Data entries for graphics:
※ ※ ※
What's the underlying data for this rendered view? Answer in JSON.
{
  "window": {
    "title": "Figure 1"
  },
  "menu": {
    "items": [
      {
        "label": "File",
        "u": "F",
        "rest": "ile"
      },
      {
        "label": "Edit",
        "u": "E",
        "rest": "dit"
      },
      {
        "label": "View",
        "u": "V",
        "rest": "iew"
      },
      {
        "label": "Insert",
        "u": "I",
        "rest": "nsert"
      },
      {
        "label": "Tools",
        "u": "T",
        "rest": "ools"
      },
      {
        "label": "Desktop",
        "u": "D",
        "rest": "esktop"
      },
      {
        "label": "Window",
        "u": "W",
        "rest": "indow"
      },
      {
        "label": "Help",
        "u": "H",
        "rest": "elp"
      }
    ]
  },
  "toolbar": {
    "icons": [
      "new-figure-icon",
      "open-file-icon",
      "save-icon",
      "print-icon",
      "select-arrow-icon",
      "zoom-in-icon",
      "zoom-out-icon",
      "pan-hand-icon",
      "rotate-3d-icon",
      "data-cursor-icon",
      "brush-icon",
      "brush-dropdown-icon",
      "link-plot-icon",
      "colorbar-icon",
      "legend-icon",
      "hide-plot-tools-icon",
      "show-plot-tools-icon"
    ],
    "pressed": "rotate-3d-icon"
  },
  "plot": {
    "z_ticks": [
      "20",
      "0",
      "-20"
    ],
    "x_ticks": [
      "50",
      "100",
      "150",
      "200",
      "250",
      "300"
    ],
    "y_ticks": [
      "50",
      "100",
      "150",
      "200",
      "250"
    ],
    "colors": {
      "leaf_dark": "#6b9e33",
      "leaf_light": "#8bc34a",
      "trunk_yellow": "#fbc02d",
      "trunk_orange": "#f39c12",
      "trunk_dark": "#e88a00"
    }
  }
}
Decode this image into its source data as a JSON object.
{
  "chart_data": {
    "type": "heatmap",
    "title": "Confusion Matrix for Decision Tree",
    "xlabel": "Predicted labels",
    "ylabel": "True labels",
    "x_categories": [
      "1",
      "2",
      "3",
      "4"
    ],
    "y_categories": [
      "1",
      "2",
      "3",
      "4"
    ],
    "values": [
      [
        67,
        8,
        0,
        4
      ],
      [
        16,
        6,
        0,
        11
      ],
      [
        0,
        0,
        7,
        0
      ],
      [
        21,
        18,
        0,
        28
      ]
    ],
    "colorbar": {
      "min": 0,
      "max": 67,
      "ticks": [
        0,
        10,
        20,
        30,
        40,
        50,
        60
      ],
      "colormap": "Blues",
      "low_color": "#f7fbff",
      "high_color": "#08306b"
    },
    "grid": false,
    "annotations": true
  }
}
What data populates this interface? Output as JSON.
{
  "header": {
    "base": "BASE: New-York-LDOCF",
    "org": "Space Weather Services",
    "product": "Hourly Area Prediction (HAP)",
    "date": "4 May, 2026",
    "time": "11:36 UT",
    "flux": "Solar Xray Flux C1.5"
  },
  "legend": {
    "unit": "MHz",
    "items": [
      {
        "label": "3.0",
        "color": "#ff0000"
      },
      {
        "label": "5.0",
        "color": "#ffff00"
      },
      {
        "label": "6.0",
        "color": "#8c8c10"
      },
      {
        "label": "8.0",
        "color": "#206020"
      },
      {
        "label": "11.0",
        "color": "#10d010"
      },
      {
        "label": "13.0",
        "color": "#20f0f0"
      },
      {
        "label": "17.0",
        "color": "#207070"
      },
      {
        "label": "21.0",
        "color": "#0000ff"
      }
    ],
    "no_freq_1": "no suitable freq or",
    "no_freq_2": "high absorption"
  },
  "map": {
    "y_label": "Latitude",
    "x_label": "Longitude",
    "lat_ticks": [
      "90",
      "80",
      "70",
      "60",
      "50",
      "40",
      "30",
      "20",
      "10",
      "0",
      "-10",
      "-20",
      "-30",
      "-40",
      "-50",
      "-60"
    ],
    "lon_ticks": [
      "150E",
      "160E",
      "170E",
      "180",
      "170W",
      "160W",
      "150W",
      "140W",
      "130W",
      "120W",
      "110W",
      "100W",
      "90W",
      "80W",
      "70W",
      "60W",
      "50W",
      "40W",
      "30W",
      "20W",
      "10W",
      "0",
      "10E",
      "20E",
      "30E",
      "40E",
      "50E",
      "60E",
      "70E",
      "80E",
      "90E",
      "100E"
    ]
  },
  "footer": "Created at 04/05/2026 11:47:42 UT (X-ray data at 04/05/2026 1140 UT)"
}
※ ※ ※
Work required. Could you quote the material above in full, exactly as it stands?

Solution to this task.
What's the underlying data for this rendered view? Answer in JSON.
{
  "window": {
    "title": "Figure 1"
  },
  "menu": {
    "items": [
      {
        "label": "File",
        "u": "F",
        "rest": "ile"
      },
      {
        "label": "Edit",
        "u": "E",
        "rest": "dit"
      },
      {
        "label": "View",
        "u": "V",
        "rest": "iew"
      },
      {
        "label": "Insert",
        "u": "I",
        "rest": "nsert"
      },
      {
        "label": "Tools",
        "u": "T",
        "rest": "ools"
      },
      {
        "label": "Desktop",
        "u": "D",
        "rest": "esktop"
      },
      {
        "label": "Window",
        "u": "W",
        "rest": "indow"
      },
      {
        "label": "Help",
        "u": "H",
        "rest": "elp"
      }
    ]
  },
  "toolbar": {
    "icons": [
      "new-figure-icon",
      "open-file-icon",
      "save-icon",
      "print-icon",
      "select-arrow-icon",
      "zoom-in-icon",
      "zoom-out-icon",
      "pan-hand-icon",
      "rotate-3d-icon",
      "data-cursor-icon",
      "brush-icon",
      "brush-dropdown-icon",
      "link-plot-icon",
      "colorbar-icon",
      "legend-icon",
      "hide-plot-tools-icon",
      "show-plot-tools-icon"
    ],
    "pressed": "rotate-3d-icon"
  },
  "plot": {
    "z_ticks": [
      "20",
      "0",
      "-20"
    ],
    "x_ticks": [
      "50",
      "100",
      "150",
      "200",
      "250",
      "300"
    ],
    "y_ticks": [
      "50",
      "100",
      "150",
      "200",
      "250"
    ],
    "colors": {
      "leaf_dark": "#6b9e33",
      "leaf_light": "#8bc34a",
      "trunk_yellow": "#fbc02d",
      "trunk_orange": "#f39c12",
      "trunk_dark": "#e88a00"
    }
  }
}
Decode this image into its source data as a JSON object.
{
  "chart_data": {
    "type": "heatmap",
    "title": "Confusion Matrix for Decision Tree",
    "xlabel": "Predicted labels",
    "ylabel": "True labels",
    "x_categories": [
      "1",
      "2",
      "3",
      "4"
    ],
    "y_categories": [
      "1",
      "2",
      "3",
      "4"
    ],
    "values": [
      [
        67,
        8,
        0,
        4
      ],
      [
        16,
        6,
        0,
        11
      ],
      [
        0,
        0,
        7,
        0
      ],
      [
        21,
        18,
        0,
        28
      ]
    ],
    "colorbar": {
      "min": 0,
      "max": 67,
      "ticks": [
        0,
        10,
        20,
        30,
        40,
        50,
        60
      ],
      "colormap": "Blues",
      "low_color": "#f7fbff",
      "high_color": "#08306b"
    },
    "grid": false,
    "annotations": true
  }
}
What data populates this interface? Output as JSON.
{
  "header": {
    "base": "BASE: New-York-LDOCF",
    "org": "Space Weather Services",
    "product": "Hourly Area Prediction (HAP)",
    "date": "4 May, 2026",
    "time": "11:36 UT",
    "flux": "Solar Xray Flux C1.5"
  },
  "legend": {
    "unit": "MHz",
    "items": [
      {
        "label": "3.0",
        "color": "#ff0000"
      },
      {
        "label": "5.0",
        "color": "#ffff00"
      },
      {
        "label": "6.0",
        "color": "#8c8c10"
      },
      {
        "label": "8.0",
        "color": "#206020"
      },
      {
        "label": "11.0",
        "color": "#10d010"
      },
      {
        "label": "13.0",
        "color": "#20f0f0"
      },
      {
        "label": "17.0",
        "color": "#207070"
      },
      {
        "label": "21.0",
        "color": "#0000ff"
      }
    ],
    "no_freq_1": "no suitable freq or",
    "no_freq_2": "high absorption"
  },
  "map": {
    "y_label": "Latitude",
    "x_label": "Longitude",
    "lat_ticks": [
      "90",
      "80",
      "70",
      "60",
      "50",
      "40",
      "30",
      "20",
      "10",
      "0",
      "-10",
      "-20",
      "-30",
      "-40",
      "-50",
      "-60"
    ],
    "lon_ticks": [
      "150E",
      "160E",
      "170E",
      "180",
      "170W",
      "160W",
      "150W",
      "140W",
      "130W",
      "120W",
      "110W",
      "100W",
      "90W",
      "80W",
      "70W",
      "60W",
      "50W",
      "40W",
      "30W",
      "20W",
      "10W",
      "0",
      "10E",
      "20E",
      "30E",
      "40E",
      "50E",
      "60E",
      "70E",
      "80E",
      "90E",
      "100E"
    ]
  },
  "footer": "Created at 04/05/2026 11:47:42 UT (X-ray data at 04/05/2026 1140 UT)"
}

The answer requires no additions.